__WHAT YOU HAVE TO DO__
Count every line below in which "Young" occurs, then give only the count.

begin DATASET RECORDS

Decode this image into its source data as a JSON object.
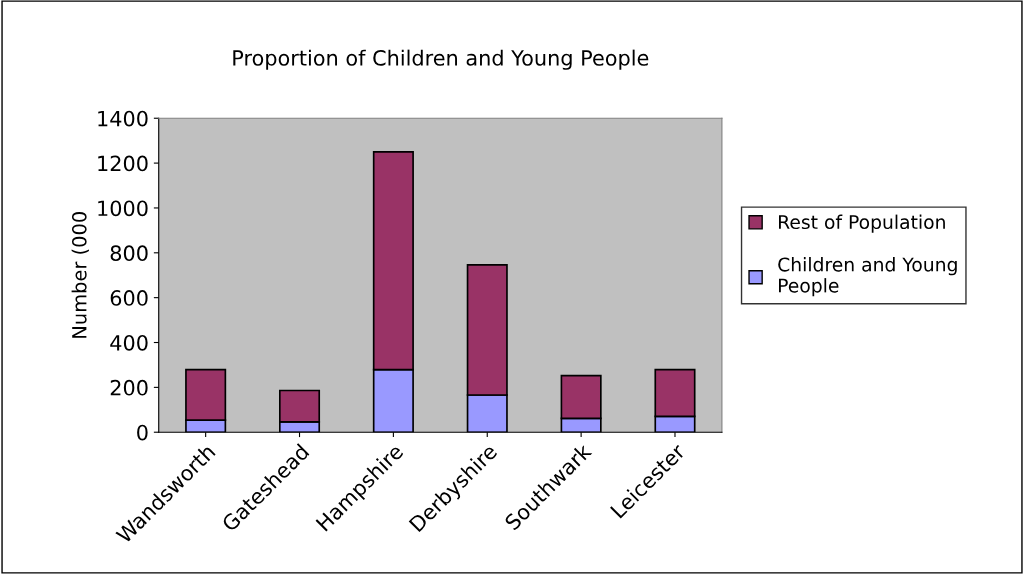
{
  "chart_data": {
    "type": "bar",
    "stacked": true,
    "title": "Proportion of Children and Young People",
    "ylabel": "Number (000",
    "categories": [
      "Wandsworth",
      "Gateshead",
      "Hampshire",
      "Derbyshire",
      "Southwark",
      "Leicester"
    ],
    "series": [
      {
        "name": "Children and Young People",
        "color": "#9999ff",
        "values": [
          54,
          46,
          279,
          166,
          62,
          71
        ]
      },
      {
        "name": "Rest of Population",
        "color": "#993366",
        "values": [
          225,
          140,
          971,
          580,
          190,
          208
        ]
      }
    ],
    "ylim": [
      0,
      1400
    ],
    "yticks": [
      0,
      200,
      400,
      600,
      800,
      1000,
      1200,
      1400
    ],
    "grid": false,
    "legend": "right"
  }
}
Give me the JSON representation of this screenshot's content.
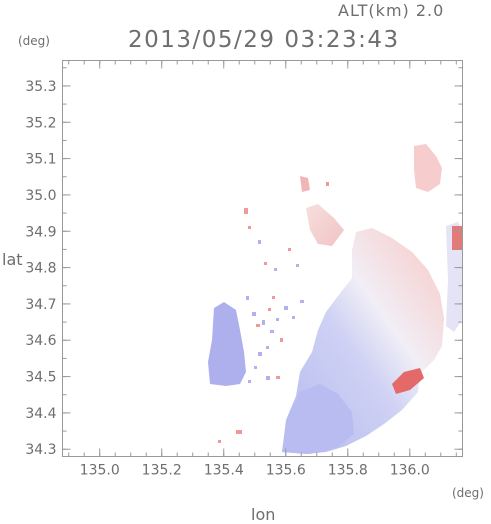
{
  "header": {
    "altitude": "ALT(km) 2.0",
    "timestamp": "2013/05/29 03:23:43"
  },
  "axes": {
    "y_unit": "(deg)",
    "x_unit": "(deg)",
    "y_label": "lat",
    "x_label": "lon",
    "x_ticks": [
      {
        "v": 135.0,
        "label": "135.0"
      },
      {
        "v": 135.2,
        "label": "135.2"
      },
      {
        "v": 135.4,
        "label": "135.4"
      },
      {
        "v": 135.6,
        "label": "135.6"
      },
      {
        "v": 135.8,
        "label": "135.8"
      },
      {
        "v": 136.0,
        "label": "136.0"
      }
    ],
    "y_ticks": [
      {
        "v": 35.3,
        "label": "35.3"
      },
      {
        "v": 35.2,
        "label": "35.2"
      },
      {
        "v": 35.1,
        "label": "35.1"
      },
      {
        "v": 35.0,
        "label": "35.0"
      },
      {
        "v": 34.9,
        "label": "34.9"
      },
      {
        "v": 34.8,
        "label": "34.8"
      },
      {
        "v": 34.7,
        "label": "34.7"
      },
      {
        "v": 34.6,
        "label": "34.6"
      },
      {
        "v": 34.5,
        "label": "34.5"
      },
      {
        "v": 34.4,
        "label": "34.4"
      },
      {
        "v": 34.3,
        "label": "34.3"
      }
    ]
  },
  "map": {
    "lon_range": [
      134.88,
      136.17
    ],
    "lat_range": [
      34.28,
      35.37
    ],
    "colors": {
      "approaching": "#a8aaf0",
      "receding": "#f0a2a2",
      "neutral": "#f2f0f8",
      "strong_receding": "#e05050"
    }
  }
}
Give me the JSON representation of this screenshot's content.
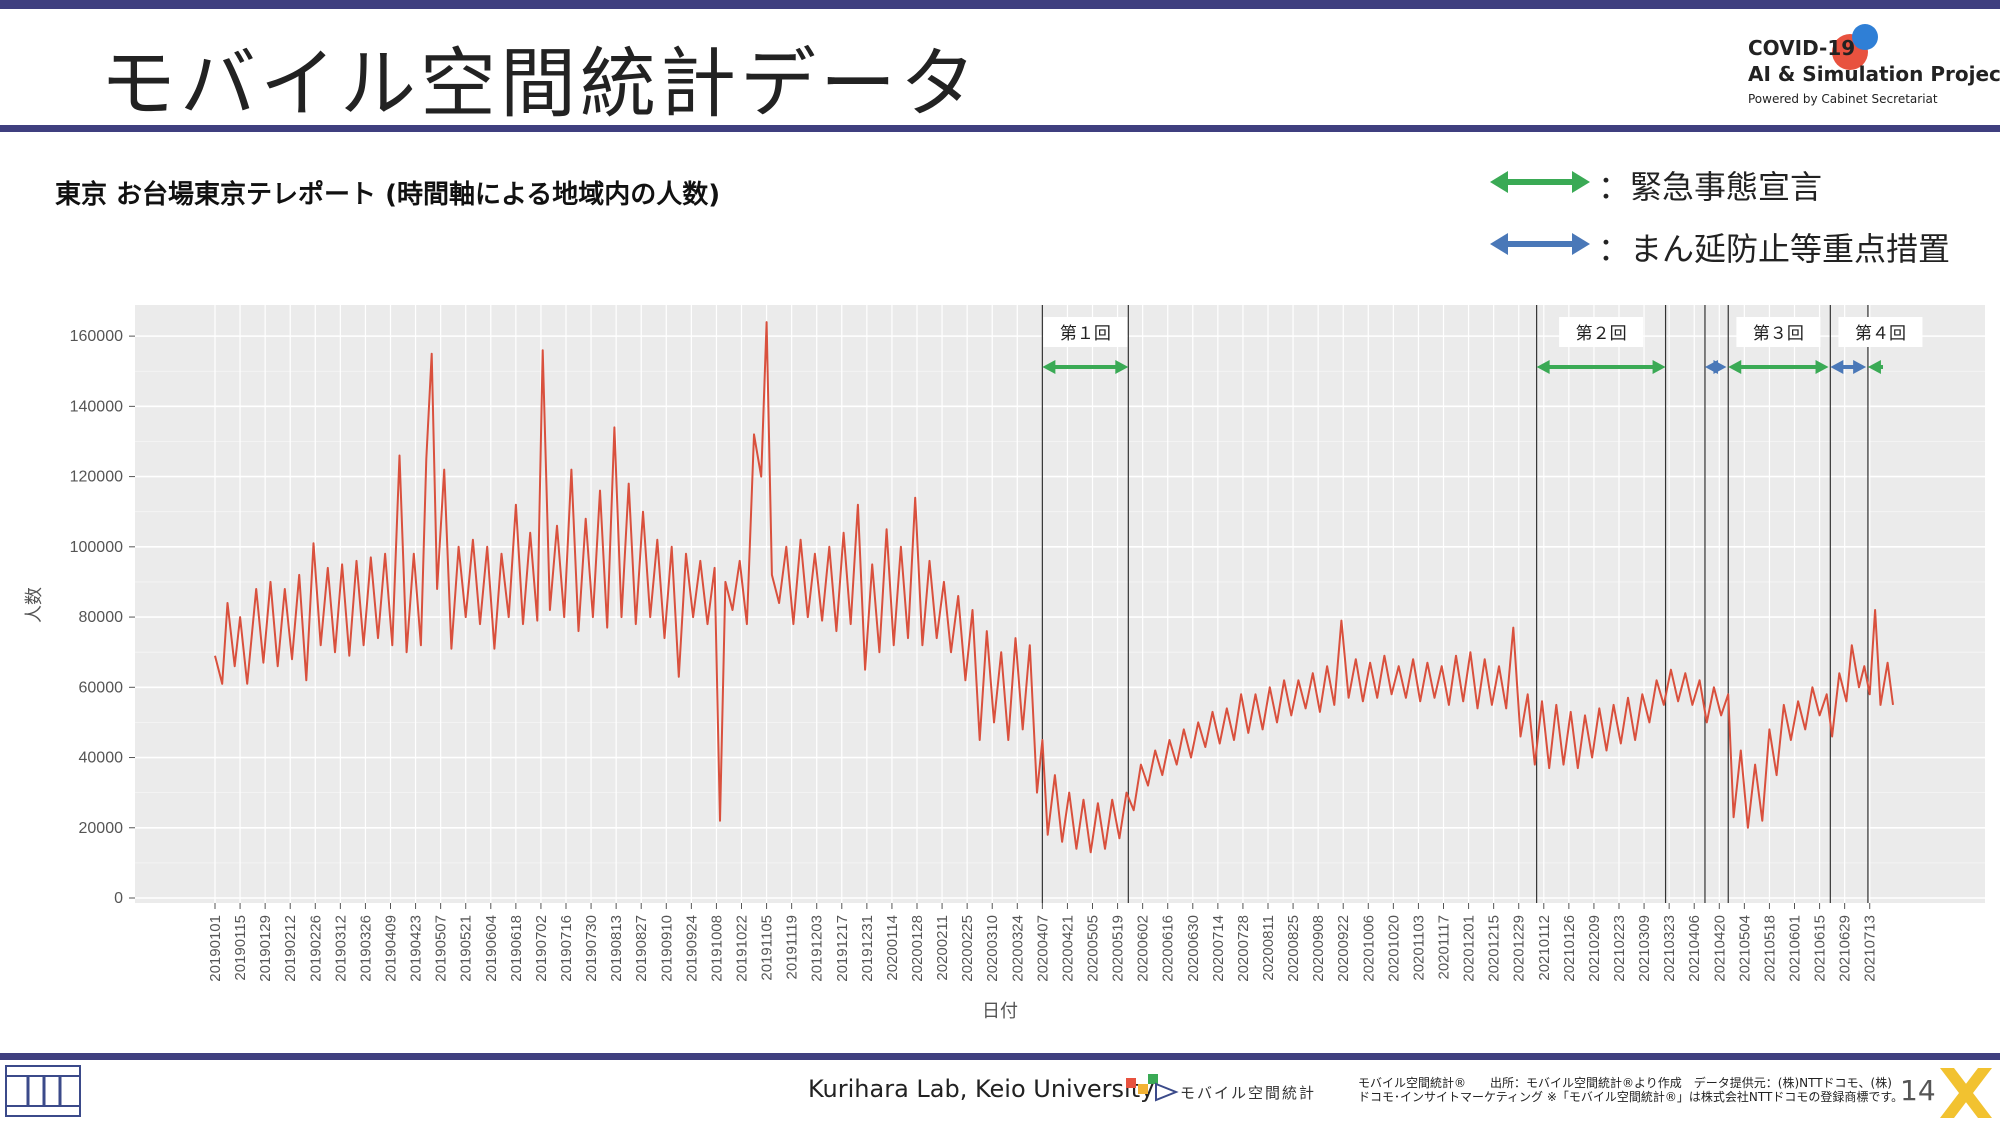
{
  "header": {
    "title": "モバイル空間統計データ",
    "brand_line1": "COVID-19",
    "brand_line2": "AI & Simulation Project",
    "brand_line3": "Powered by Cabinet Secretariat"
  },
  "subtitle": "東京 お台場東京テレポート (時間軸による地域内の人数)",
  "legend": [
    {
      "label": "：緊急事態宣言",
      "color": "#3aaa55"
    },
    {
      "label": "：まん延防止等重点措置",
      "color": "#4a78b8"
    }
  ],
  "footer": {
    "lab": "Kurihara Lab, Keio University",
    "logo_text": "モバイル空間統計",
    "source_line1": "モバイル空間統計®　　出所：モバイル空間統計®より作成　データ提供元：(株)NTTドコモ、(株)",
    "source_line2": "ドコモ･インサイトマーケティング ※「モバイル空間統計®」は株式会社NTTドコモの登録商標です。",
    "page_number": "14"
  },
  "colors": {
    "accent_bar": "#3f3f7f",
    "series_line": "#d9503d",
    "plot_bg": "#ebebeb"
  },
  "chart_data": {
    "type": "line",
    "title": "",
    "xlabel": "日付",
    "ylabel": "人数",
    "ylim": [
      0,
      170000
    ],
    "yticks": [
      0,
      20000,
      40000,
      60000,
      80000,
      100000,
      120000,
      140000,
      160000
    ],
    "grid": true,
    "x_start": "2019-01-01",
    "x_end": "2021-07-26",
    "x_ticks": [
      "20190101",
      "20190115",
      "20190129",
      "20190212",
      "20190226",
      "20190312",
      "20190326",
      "20190409",
      "20190423",
      "20190507",
      "20190521",
      "20190604",
      "20190618",
      "20190702",
      "20190716",
      "20190730",
      "20190813",
      "20190827",
      "20190910",
      "20190924",
      "20191008",
      "20191022",
      "20191105",
      "20191119",
      "20191203",
      "20191217",
      "20191231",
      "20200114",
      "20200128",
      "20200211",
      "20200225",
      "20200310",
      "20200324",
      "20200407",
      "20200421",
      "20200505",
      "20200519",
      "20200602",
      "20200616",
      "20200630",
      "20200714",
      "20200728",
      "20200811",
      "20200825",
      "20200908",
      "20200922",
      "20201006",
      "20201020",
      "20201103",
      "20201117",
      "20201201",
      "20201215",
      "20201229",
      "20210112",
      "20210126",
      "20210209",
      "20210223",
      "20210309",
      "20210323",
      "20210406",
      "20210420",
      "20210504",
      "20210518",
      "20210601",
      "20210615",
      "20210629",
      "20210713"
    ],
    "period_markers": [
      {
        "label": "第１回",
        "start": "2020-04-07",
        "end": "2020-05-25",
        "kind": "emergency"
      },
      {
        "label": "第２回",
        "start": "2021-01-08",
        "end": "2021-03-21",
        "kind": "emergency"
      },
      {
        "label": "",
        "start": "2021-04-12",
        "end": "2021-04-24",
        "kind": "priority"
      },
      {
        "label": "第３回",
        "start": "2021-04-25",
        "end": "2021-06-20",
        "kind": "emergency"
      },
      {
        "label": "",
        "start": "2021-06-21",
        "end": "2021-07-11",
        "kind": "priority"
      },
      {
        "label": "第４回",
        "start": "2021-07-12",
        "end": "2021-07-26",
        "kind": "emergency"
      }
    ],
    "series": [
      {
        "values_note": "",
        "points": [
          [
            "2019-01-01",
            69000
          ],
          [
            "2019-01-05",
            61000
          ],
          [
            "2019-01-08",
            84000
          ],
          [
            "2019-01-12",
            66000
          ],
          [
            "2019-01-15",
            80000
          ],
          [
            "2019-01-19",
            61000
          ],
          [
            "2019-01-24",
            88000
          ],
          [
            "2019-01-28",
            67000
          ],
          [
            "2019-02-01",
            90000
          ],
          [
            "2019-02-05",
            66000
          ],
          [
            "2019-02-09",
            88000
          ],
          [
            "2019-02-13",
            68000
          ],
          [
            "2019-02-17",
            92000
          ],
          [
            "2019-02-21",
            62000
          ],
          [
            "2019-02-25",
            101000
          ],
          [
            "2019-03-01",
            72000
          ],
          [
            "2019-03-05",
            94000
          ],
          [
            "2019-03-09",
            70000
          ],
          [
            "2019-03-13",
            95000
          ],
          [
            "2019-03-17",
            69000
          ],
          [
            "2019-03-21",
            96000
          ],
          [
            "2019-03-25",
            72000
          ],
          [
            "2019-03-29",
            97000
          ],
          [
            "2019-04-02",
            74000
          ],
          [
            "2019-04-06",
            98000
          ],
          [
            "2019-04-10",
            72000
          ],
          [
            "2019-04-14",
            126000
          ],
          [
            "2019-04-18",
            70000
          ],
          [
            "2019-04-22",
            98000
          ],
          [
            "2019-04-26",
            72000
          ],
          [
            "2019-04-29",
            125000
          ],
          [
            "2019-05-02",
            155000
          ],
          [
            "2019-05-05",
            88000
          ],
          [
            "2019-05-09",
            122000
          ],
          [
            "2019-05-13",
            71000
          ],
          [
            "2019-05-17",
            100000
          ],
          [
            "2019-05-21",
            80000
          ],
          [
            "2019-05-25",
            102000
          ],
          [
            "2019-05-29",
            78000
          ],
          [
            "2019-06-02",
            100000
          ],
          [
            "2019-06-06",
            71000
          ],
          [
            "2019-06-10",
            98000
          ],
          [
            "2019-06-14",
            80000
          ],
          [
            "2019-06-18",
            112000
          ],
          [
            "2019-06-22",
            78000
          ],
          [
            "2019-06-26",
            104000
          ],
          [
            "2019-06-30",
            79000
          ],
          [
            "2019-07-03",
            156000
          ],
          [
            "2019-07-07",
            82000
          ],
          [
            "2019-07-11",
            106000
          ],
          [
            "2019-07-15",
            80000
          ],
          [
            "2019-07-19",
            122000
          ],
          [
            "2019-07-23",
            76000
          ],
          [
            "2019-07-27",
            108000
          ],
          [
            "2019-07-31",
            80000
          ],
          [
            "2019-08-04",
            116000
          ],
          [
            "2019-08-08",
            77000
          ],
          [
            "2019-08-12",
            134000
          ],
          [
            "2019-08-16",
            80000
          ],
          [
            "2019-08-20",
            118000
          ],
          [
            "2019-08-24",
            78000
          ],
          [
            "2019-08-28",
            110000
          ],
          [
            "2019-09-01",
            80000
          ],
          [
            "2019-09-05",
            102000
          ],
          [
            "2019-09-09",
            74000
          ],
          [
            "2019-09-13",
            100000
          ],
          [
            "2019-09-17",
            63000
          ],
          [
            "2019-09-21",
            98000
          ],
          [
            "2019-09-25",
            80000
          ],
          [
            "2019-09-29",
            96000
          ],
          [
            "2019-10-03",
            78000
          ],
          [
            "2019-10-07",
            94000
          ],
          [
            "2019-10-10",
            22000
          ],
          [
            "2019-10-13",
            90000
          ],
          [
            "2019-10-17",
            82000
          ],
          [
            "2019-10-21",
            96000
          ],
          [
            "2019-10-25",
            78000
          ],
          [
            "2019-10-29",
            132000
          ],
          [
            "2019-11-02",
            120000
          ],
          [
            "2019-11-05",
            164000
          ],
          [
            "2019-11-08",
            92000
          ],
          [
            "2019-11-12",
            84000
          ],
          [
            "2019-11-16",
            100000
          ],
          [
            "2019-11-20",
            78000
          ],
          [
            "2019-11-24",
            102000
          ],
          [
            "2019-11-28",
            80000
          ],
          [
            "2019-12-02",
            98000
          ],
          [
            "2019-12-06",
            79000
          ],
          [
            "2019-12-10",
            100000
          ],
          [
            "2019-12-14",
            76000
          ],
          [
            "2019-12-18",
            104000
          ],
          [
            "2019-12-22",
            78000
          ],
          [
            "2019-12-26",
            112000
          ],
          [
            "2019-12-30",
            65000
          ],
          [
            "2020-01-03",
            95000
          ],
          [
            "2020-01-07",
            70000
          ],
          [
            "2020-01-11",
            105000
          ],
          [
            "2020-01-15",
            72000
          ],
          [
            "2020-01-19",
            100000
          ],
          [
            "2020-01-23",
            74000
          ],
          [
            "2020-01-27",
            114000
          ],
          [
            "2020-01-31",
            72000
          ],
          [
            "2020-02-04",
            96000
          ],
          [
            "2020-02-08",
            74000
          ],
          [
            "2020-02-12",
            90000
          ],
          [
            "2020-02-16",
            70000
          ],
          [
            "2020-02-20",
            86000
          ],
          [
            "2020-02-24",
            62000
          ],
          [
            "2020-02-28",
            82000
          ],
          [
            "2020-03-03",
            45000
          ],
          [
            "2020-03-07",
            76000
          ],
          [
            "2020-03-11",
            50000
          ],
          [
            "2020-03-15",
            70000
          ],
          [
            "2020-03-19",
            45000
          ],
          [
            "2020-03-23",
            74000
          ],
          [
            "2020-03-27",
            48000
          ],
          [
            "2020-03-31",
            72000
          ],
          [
            "2020-04-04",
            30000
          ],
          [
            "2020-04-07",
            45000
          ],
          [
            "2020-04-10",
            18000
          ],
          [
            "2020-04-14",
            35000
          ],
          [
            "2020-04-18",
            16000
          ],
          [
            "2020-04-22",
            30000
          ],
          [
            "2020-04-26",
            14000
          ],
          [
            "2020-04-30",
            28000
          ],
          [
            "2020-05-04",
            13000
          ],
          [
            "2020-05-08",
            27000
          ],
          [
            "2020-05-12",
            14000
          ],
          [
            "2020-05-16",
            28000
          ],
          [
            "2020-05-20",
            17000
          ],
          [
            "2020-05-24",
            30000
          ],
          [
            "2020-05-28",
            25000
          ],
          [
            "2020-06-01",
            38000
          ],
          [
            "2020-06-05",
            32000
          ],
          [
            "2020-06-09",
            42000
          ],
          [
            "2020-06-13",
            35000
          ],
          [
            "2020-06-17",
            45000
          ],
          [
            "2020-06-21",
            38000
          ],
          [
            "2020-06-25",
            48000
          ],
          [
            "2020-06-29",
            40000
          ],
          [
            "2020-07-03",
            50000
          ],
          [
            "2020-07-07",
            43000
          ],
          [
            "2020-07-11",
            53000
          ],
          [
            "2020-07-15",
            44000
          ],
          [
            "2020-07-19",
            54000
          ],
          [
            "2020-07-23",
            45000
          ],
          [
            "2020-07-27",
            58000
          ],
          [
            "2020-07-31",
            47000
          ],
          [
            "2020-08-04",
            58000
          ],
          [
            "2020-08-08",
            48000
          ],
          [
            "2020-08-12",
            60000
          ],
          [
            "2020-08-16",
            50000
          ],
          [
            "2020-08-20",
            62000
          ],
          [
            "2020-08-24",
            52000
          ],
          [
            "2020-08-28",
            62000
          ],
          [
            "2020-09-01",
            54000
          ],
          [
            "2020-09-05",
            64000
          ],
          [
            "2020-09-09",
            53000
          ],
          [
            "2020-09-13",
            66000
          ],
          [
            "2020-09-17",
            55000
          ],
          [
            "2020-09-21",
            79000
          ],
          [
            "2020-09-25",
            57000
          ],
          [
            "2020-09-29",
            68000
          ],
          [
            "2020-10-03",
            56000
          ],
          [
            "2020-10-07",
            67000
          ],
          [
            "2020-10-11",
            57000
          ],
          [
            "2020-10-15",
            69000
          ],
          [
            "2020-10-19",
            58000
          ],
          [
            "2020-10-23",
            66000
          ],
          [
            "2020-10-27",
            57000
          ],
          [
            "2020-10-31",
            68000
          ],
          [
            "2020-11-04",
            56000
          ],
          [
            "2020-11-08",
            67000
          ],
          [
            "2020-11-12",
            57000
          ],
          [
            "2020-11-16",
            66000
          ],
          [
            "2020-11-20",
            55000
          ],
          [
            "2020-11-24",
            69000
          ],
          [
            "2020-11-28",
            56000
          ],
          [
            "2020-12-02",
            70000
          ],
          [
            "2020-12-06",
            54000
          ],
          [
            "2020-12-10",
            68000
          ],
          [
            "2020-12-14",
            55000
          ],
          [
            "2020-12-18",
            66000
          ],
          [
            "2020-12-22",
            54000
          ],
          [
            "2020-12-26",
            77000
          ],
          [
            "2020-12-30",
            46000
          ],
          [
            "2021-01-03",
            58000
          ],
          [
            "2021-01-07",
            38000
          ],
          [
            "2021-01-11",
            56000
          ],
          [
            "2021-01-15",
            37000
          ],
          [
            "2021-01-19",
            55000
          ],
          [
            "2021-01-23",
            38000
          ],
          [
            "2021-01-27",
            53000
          ],
          [
            "2021-01-31",
            37000
          ],
          [
            "2021-02-04",
            52000
          ],
          [
            "2021-02-08",
            40000
          ],
          [
            "2021-02-12",
            54000
          ],
          [
            "2021-02-16",
            42000
          ],
          [
            "2021-02-20",
            55000
          ],
          [
            "2021-02-24",
            44000
          ],
          [
            "2021-02-28",
            57000
          ],
          [
            "2021-03-04",
            45000
          ],
          [
            "2021-03-08",
            58000
          ],
          [
            "2021-03-12",
            50000
          ],
          [
            "2021-03-16",
            62000
          ],
          [
            "2021-03-20",
            55000
          ],
          [
            "2021-03-24",
            65000
          ],
          [
            "2021-03-28",
            56000
          ],
          [
            "2021-04-01",
            64000
          ],
          [
            "2021-04-05",
            55000
          ],
          [
            "2021-04-09",
            62000
          ],
          [
            "2021-04-13",
            50000
          ],
          [
            "2021-04-17",
            60000
          ],
          [
            "2021-04-21",
            52000
          ],
          [
            "2021-04-25",
            58000
          ],
          [
            "2021-04-28",
            23000
          ],
          [
            "2021-05-02",
            42000
          ],
          [
            "2021-05-06",
            20000
          ],
          [
            "2021-05-10",
            38000
          ],
          [
            "2021-05-14",
            22000
          ],
          [
            "2021-05-18",
            48000
          ],
          [
            "2021-05-22",
            35000
          ],
          [
            "2021-05-26",
            55000
          ],
          [
            "2021-05-30",
            45000
          ],
          [
            "2021-06-03",
            56000
          ],
          [
            "2021-06-07",
            48000
          ],
          [
            "2021-06-11",
            60000
          ],
          [
            "2021-06-15",
            52000
          ],
          [
            "2021-06-19",
            58000
          ],
          [
            "2021-06-22",
            46000
          ],
          [
            "2021-06-26",
            64000
          ],
          [
            "2021-06-30",
            56000
          ],
          [
            "2021-07-03",
            72000
          ],
          [
            "2021-07-07",
            60000
          ],
          [
            "2021-07-10",
            66000
          ],
          [
            "2021-07-13",
            58000
          ],
          [
            "2021-07-16",
            82000
          ],
          [
            "2021-07-19",
            55000
          ],
          [
            "2021-07-23",
            67000
          ],
          [
            "2021-07-26",
            55000
          ]
        ]
      }
    ]
  }
}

end DATASET RECORDS

__TASK SOLUTION__
2